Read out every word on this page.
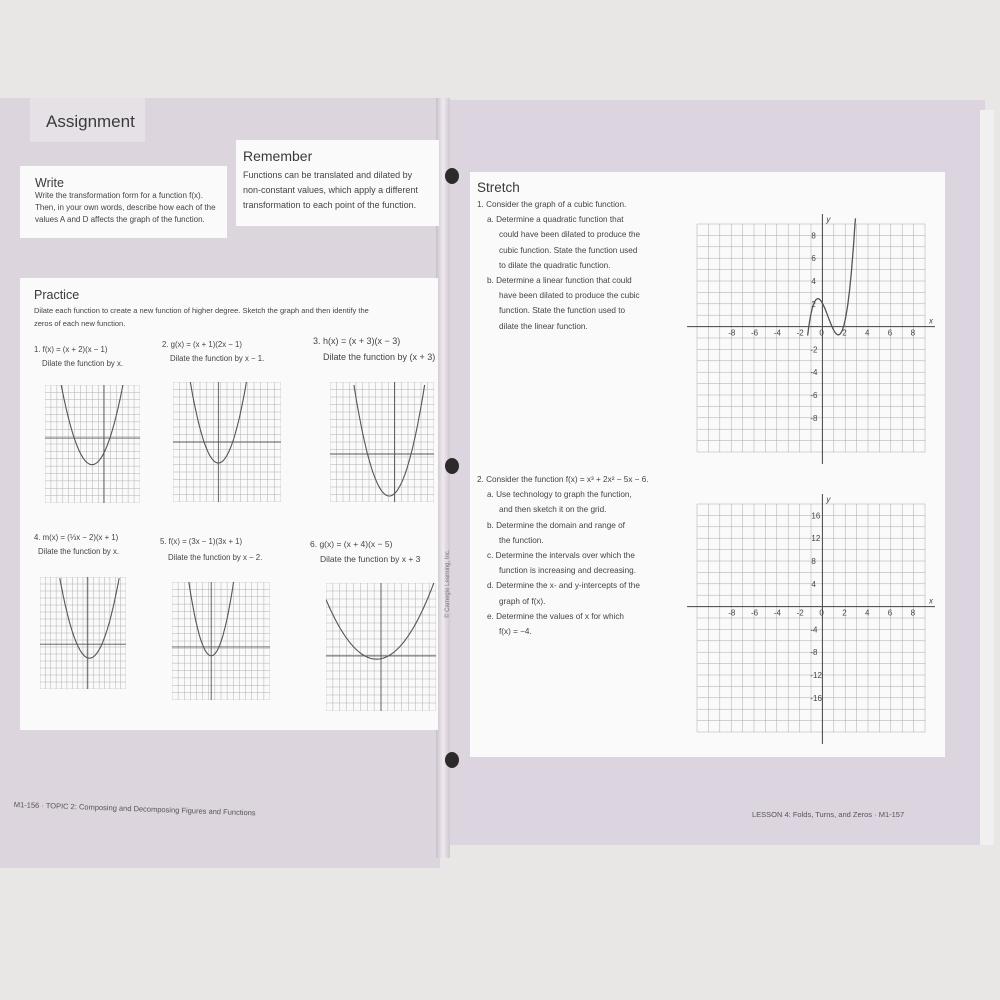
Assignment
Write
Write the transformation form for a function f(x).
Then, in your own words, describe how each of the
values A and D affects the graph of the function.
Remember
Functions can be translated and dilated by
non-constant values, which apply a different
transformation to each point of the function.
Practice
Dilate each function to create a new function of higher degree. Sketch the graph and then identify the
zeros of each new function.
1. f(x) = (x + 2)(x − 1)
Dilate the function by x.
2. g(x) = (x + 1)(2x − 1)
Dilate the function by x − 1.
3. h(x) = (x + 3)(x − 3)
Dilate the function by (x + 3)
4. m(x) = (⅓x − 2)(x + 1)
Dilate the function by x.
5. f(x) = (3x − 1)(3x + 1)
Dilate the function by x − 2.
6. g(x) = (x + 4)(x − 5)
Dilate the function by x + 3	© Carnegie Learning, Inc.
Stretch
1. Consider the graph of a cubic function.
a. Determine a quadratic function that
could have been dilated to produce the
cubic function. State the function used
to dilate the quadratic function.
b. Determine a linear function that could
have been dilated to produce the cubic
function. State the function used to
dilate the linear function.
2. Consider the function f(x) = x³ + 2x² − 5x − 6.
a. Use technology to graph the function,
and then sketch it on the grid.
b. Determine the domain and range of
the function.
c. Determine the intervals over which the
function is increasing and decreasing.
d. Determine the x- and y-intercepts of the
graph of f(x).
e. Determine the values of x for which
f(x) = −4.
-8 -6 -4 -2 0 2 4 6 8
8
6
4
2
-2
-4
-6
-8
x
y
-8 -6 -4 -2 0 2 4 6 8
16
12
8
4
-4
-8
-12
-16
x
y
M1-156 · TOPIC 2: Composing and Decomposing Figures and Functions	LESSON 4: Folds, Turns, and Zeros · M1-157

______________________________

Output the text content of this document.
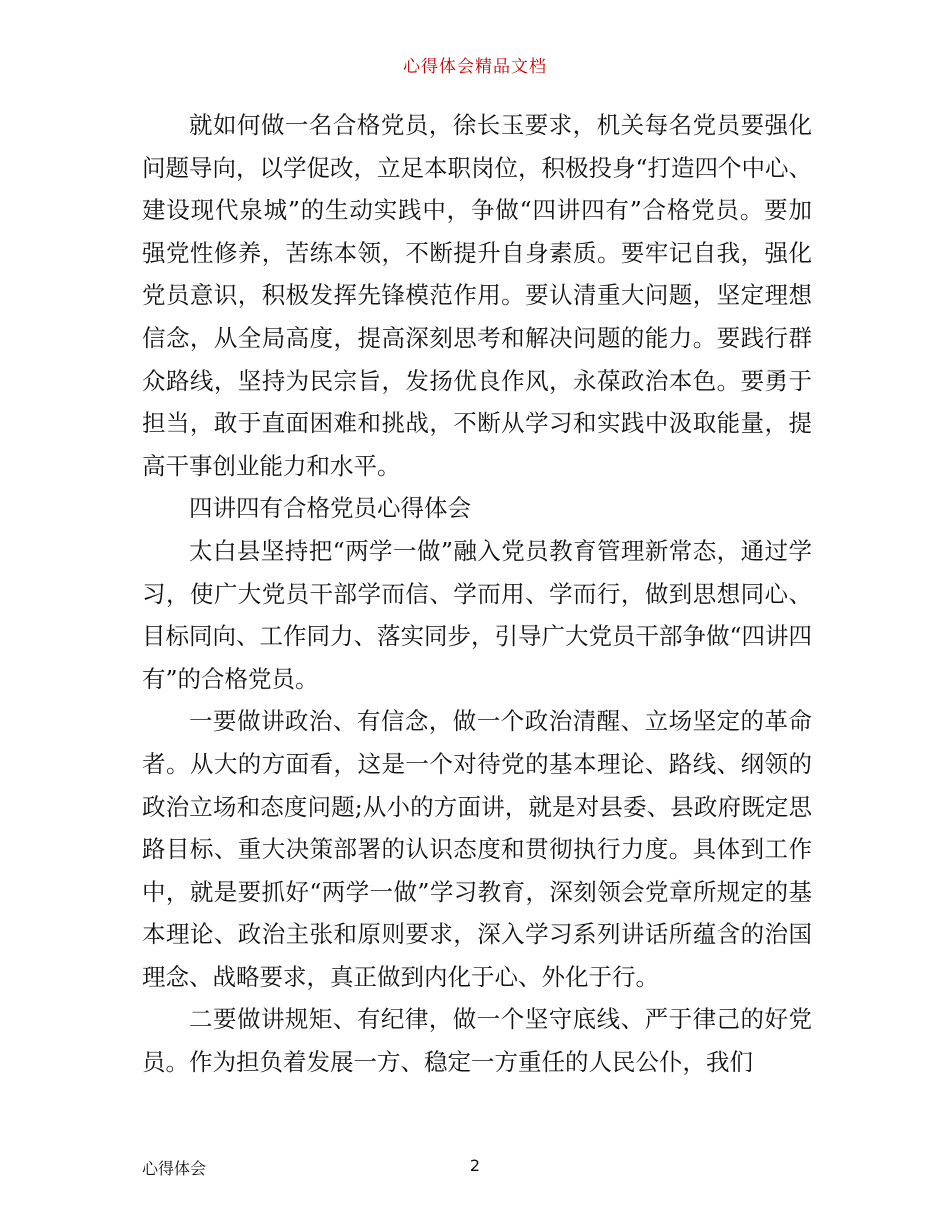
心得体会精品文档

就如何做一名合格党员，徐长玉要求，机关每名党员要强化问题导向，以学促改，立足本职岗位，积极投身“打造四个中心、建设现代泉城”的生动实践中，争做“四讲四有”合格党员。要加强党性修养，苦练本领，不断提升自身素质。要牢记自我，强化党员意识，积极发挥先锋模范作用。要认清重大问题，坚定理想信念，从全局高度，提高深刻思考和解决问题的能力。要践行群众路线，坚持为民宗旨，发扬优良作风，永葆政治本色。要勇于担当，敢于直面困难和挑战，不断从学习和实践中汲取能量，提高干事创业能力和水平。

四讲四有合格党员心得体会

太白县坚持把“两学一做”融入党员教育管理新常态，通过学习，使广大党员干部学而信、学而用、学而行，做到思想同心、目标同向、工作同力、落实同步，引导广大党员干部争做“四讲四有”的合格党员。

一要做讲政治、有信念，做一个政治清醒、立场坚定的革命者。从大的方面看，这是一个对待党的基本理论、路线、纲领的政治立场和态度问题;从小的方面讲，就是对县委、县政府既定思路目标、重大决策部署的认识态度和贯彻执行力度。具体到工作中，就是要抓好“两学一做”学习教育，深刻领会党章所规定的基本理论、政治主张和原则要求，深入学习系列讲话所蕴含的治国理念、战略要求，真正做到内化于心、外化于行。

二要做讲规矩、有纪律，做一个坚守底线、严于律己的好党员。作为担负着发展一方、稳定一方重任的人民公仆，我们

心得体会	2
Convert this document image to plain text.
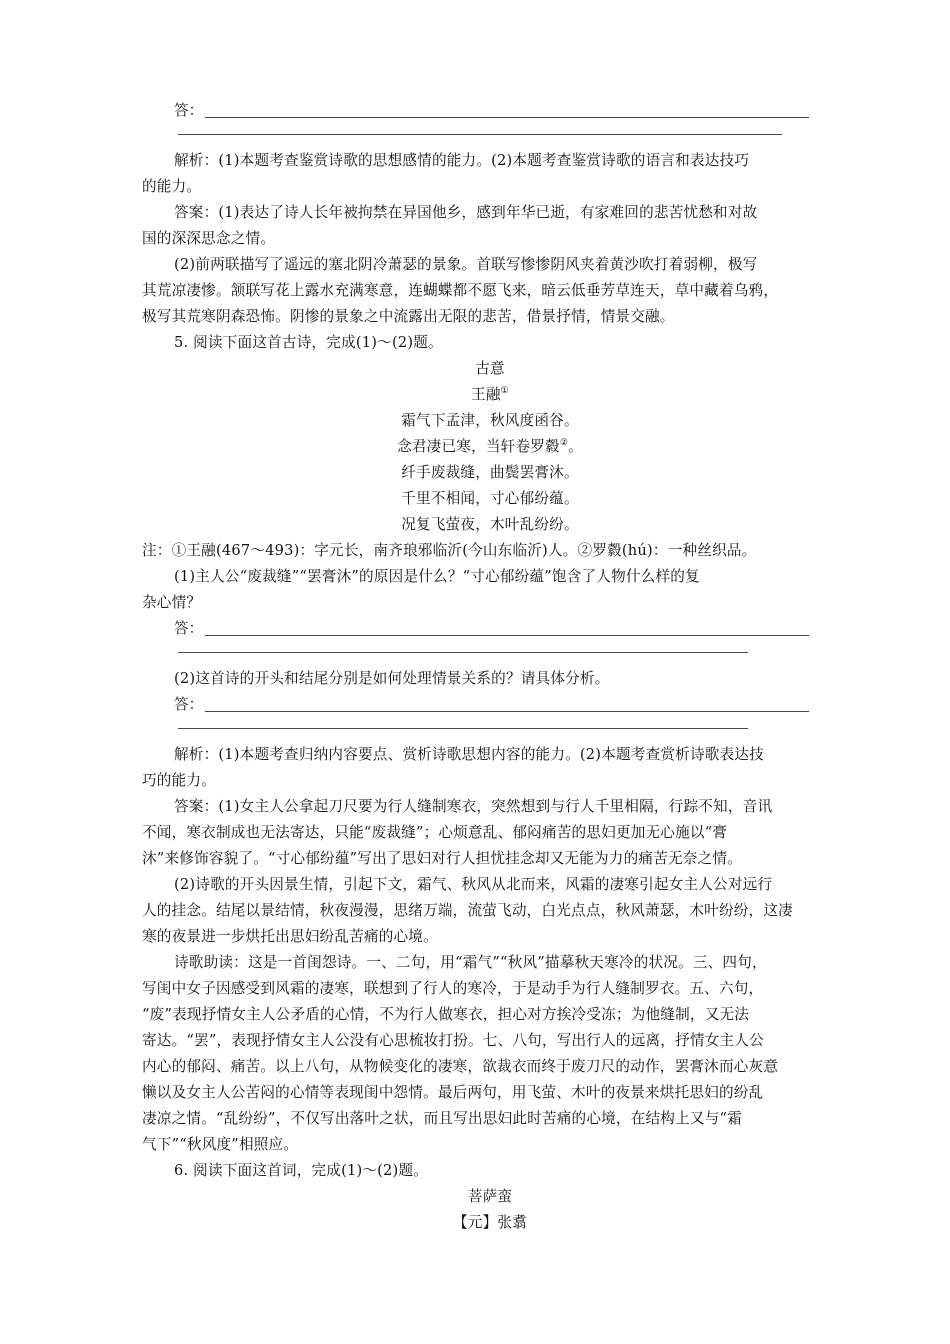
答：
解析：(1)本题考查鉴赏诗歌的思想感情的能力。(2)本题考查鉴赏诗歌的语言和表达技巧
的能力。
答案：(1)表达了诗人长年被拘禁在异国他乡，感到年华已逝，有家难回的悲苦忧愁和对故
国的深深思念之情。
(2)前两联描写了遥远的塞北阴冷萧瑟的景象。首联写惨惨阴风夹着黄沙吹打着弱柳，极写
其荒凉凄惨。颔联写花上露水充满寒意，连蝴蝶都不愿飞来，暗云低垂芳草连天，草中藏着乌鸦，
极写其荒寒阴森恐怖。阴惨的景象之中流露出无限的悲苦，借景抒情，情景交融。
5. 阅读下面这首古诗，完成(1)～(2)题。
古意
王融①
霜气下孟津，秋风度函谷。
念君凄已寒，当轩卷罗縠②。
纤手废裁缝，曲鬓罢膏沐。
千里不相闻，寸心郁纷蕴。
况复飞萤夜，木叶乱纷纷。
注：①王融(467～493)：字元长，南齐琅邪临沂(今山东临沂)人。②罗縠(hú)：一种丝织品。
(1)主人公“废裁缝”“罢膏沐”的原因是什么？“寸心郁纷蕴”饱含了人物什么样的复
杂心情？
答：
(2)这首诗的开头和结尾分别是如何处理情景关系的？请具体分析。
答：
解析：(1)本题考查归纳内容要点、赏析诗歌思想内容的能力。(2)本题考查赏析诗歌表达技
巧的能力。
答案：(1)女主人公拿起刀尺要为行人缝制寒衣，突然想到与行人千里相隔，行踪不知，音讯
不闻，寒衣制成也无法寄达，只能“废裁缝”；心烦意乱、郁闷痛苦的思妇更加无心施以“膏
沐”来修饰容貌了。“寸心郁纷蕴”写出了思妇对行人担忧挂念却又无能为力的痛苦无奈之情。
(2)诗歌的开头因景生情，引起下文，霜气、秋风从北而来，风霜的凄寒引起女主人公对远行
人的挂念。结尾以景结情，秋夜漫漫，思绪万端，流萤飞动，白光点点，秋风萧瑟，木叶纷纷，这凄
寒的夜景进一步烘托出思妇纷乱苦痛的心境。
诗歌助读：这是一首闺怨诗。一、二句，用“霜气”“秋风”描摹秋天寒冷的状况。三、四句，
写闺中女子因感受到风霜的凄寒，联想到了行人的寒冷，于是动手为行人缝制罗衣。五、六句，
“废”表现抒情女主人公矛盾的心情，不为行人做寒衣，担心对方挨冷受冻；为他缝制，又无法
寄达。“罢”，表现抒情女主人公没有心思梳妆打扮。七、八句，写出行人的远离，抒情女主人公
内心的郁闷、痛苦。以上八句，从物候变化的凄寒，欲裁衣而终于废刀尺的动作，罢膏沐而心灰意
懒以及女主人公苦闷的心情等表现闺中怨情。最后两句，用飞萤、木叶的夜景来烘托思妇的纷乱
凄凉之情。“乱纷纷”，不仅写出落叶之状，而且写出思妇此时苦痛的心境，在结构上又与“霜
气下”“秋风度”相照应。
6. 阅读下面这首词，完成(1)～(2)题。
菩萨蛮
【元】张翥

______________________________

-- Required task --
Among the lines of the records above, count those holding the string "graph", and report only the number.

-- Task solution --
5